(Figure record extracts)
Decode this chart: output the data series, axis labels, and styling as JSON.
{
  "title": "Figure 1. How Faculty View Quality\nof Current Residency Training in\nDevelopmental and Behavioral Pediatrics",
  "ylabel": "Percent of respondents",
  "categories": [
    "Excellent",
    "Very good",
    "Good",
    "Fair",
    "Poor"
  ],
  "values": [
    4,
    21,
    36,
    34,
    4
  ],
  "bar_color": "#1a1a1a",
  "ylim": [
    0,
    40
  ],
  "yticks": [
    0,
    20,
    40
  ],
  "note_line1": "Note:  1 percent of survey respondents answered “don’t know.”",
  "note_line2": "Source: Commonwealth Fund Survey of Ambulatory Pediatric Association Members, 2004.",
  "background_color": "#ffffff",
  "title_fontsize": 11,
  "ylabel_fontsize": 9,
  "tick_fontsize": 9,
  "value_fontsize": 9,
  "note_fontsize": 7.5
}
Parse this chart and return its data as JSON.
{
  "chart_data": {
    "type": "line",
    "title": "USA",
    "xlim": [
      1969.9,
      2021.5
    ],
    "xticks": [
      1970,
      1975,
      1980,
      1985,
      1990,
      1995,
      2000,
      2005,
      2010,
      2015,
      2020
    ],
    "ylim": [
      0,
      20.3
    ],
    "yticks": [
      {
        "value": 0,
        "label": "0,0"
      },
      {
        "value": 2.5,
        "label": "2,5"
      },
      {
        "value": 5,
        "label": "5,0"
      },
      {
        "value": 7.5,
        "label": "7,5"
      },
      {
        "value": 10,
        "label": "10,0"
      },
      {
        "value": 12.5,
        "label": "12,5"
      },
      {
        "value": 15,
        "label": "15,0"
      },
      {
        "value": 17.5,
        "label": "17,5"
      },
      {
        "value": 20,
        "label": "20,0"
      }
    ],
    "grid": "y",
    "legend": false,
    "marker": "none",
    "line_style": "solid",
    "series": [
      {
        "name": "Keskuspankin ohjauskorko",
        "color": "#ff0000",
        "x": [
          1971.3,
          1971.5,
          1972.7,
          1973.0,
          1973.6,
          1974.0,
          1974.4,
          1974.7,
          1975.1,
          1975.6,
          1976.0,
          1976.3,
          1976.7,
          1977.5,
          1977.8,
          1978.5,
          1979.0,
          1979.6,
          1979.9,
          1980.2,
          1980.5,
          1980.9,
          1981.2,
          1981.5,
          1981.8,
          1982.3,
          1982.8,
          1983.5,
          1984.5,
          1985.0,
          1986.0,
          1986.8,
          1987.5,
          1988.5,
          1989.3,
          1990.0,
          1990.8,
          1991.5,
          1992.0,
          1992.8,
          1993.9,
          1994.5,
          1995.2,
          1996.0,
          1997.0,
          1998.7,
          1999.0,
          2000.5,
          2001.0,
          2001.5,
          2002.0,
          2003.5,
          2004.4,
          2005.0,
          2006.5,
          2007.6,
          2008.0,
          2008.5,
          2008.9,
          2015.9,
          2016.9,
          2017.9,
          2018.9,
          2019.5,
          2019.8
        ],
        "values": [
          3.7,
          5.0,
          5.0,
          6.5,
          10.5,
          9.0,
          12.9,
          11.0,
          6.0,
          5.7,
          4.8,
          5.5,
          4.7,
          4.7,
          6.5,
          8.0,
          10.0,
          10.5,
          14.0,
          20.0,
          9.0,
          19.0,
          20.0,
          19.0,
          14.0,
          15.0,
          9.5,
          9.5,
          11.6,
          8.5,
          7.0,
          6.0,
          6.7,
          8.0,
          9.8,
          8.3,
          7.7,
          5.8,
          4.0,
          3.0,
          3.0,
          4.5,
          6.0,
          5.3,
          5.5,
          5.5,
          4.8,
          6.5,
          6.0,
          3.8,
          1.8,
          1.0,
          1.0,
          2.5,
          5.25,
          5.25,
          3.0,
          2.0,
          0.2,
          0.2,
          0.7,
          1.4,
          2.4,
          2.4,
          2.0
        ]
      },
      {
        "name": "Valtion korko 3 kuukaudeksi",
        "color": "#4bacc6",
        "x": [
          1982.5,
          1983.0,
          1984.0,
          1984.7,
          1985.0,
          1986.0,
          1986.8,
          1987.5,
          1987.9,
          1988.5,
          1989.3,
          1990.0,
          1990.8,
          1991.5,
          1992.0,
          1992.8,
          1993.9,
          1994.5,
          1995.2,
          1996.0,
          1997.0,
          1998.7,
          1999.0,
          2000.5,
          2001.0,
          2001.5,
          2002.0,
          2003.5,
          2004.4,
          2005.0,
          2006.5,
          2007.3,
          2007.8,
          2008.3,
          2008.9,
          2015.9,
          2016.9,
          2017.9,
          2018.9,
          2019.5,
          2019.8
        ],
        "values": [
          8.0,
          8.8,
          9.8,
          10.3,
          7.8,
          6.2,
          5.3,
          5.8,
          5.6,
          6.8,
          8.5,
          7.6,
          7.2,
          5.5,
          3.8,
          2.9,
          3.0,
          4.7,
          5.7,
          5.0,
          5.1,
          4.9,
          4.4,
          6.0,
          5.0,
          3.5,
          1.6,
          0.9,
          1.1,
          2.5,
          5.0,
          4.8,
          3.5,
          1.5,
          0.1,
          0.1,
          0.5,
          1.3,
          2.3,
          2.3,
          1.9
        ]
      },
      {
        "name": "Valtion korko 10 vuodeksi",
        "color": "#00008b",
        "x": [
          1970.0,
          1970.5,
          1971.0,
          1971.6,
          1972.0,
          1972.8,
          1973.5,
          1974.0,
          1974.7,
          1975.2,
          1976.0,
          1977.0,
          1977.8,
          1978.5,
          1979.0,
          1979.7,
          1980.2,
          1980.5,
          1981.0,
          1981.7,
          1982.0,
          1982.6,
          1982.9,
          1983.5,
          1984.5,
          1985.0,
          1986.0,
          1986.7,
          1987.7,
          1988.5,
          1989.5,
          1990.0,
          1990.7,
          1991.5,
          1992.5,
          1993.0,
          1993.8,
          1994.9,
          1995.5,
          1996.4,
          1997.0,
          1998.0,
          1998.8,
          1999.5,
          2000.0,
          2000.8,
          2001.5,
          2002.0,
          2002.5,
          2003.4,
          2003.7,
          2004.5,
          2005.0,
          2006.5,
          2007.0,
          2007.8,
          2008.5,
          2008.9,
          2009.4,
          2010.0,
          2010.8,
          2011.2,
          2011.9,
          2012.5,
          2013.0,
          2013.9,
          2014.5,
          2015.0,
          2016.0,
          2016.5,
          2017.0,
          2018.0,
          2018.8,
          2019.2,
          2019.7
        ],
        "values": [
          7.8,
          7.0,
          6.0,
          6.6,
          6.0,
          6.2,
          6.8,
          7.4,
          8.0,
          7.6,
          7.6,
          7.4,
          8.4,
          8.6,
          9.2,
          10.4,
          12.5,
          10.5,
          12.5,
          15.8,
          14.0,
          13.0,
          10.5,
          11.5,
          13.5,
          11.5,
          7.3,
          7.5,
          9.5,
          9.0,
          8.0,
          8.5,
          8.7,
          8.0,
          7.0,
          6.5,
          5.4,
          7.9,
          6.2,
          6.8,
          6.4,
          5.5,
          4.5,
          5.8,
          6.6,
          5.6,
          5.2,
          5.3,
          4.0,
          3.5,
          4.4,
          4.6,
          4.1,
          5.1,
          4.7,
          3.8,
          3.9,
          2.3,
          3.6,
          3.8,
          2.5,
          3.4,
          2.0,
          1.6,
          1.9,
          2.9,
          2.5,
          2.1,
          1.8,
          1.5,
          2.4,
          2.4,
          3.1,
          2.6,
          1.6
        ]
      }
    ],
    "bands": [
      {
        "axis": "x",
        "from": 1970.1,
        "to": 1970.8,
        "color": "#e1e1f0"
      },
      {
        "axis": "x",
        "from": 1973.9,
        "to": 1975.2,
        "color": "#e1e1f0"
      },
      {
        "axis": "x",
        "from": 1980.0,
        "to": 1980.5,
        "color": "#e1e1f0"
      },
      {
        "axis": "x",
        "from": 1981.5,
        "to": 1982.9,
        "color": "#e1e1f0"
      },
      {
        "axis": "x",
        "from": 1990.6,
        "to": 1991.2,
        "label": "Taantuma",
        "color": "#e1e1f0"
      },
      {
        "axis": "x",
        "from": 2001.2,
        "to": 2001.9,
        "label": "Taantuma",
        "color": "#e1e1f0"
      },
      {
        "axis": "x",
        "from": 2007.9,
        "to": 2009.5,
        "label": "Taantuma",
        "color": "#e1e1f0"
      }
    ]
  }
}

# Work instructions:
State how many lines include the string "JSON". Give no other information.

# Full solution:
2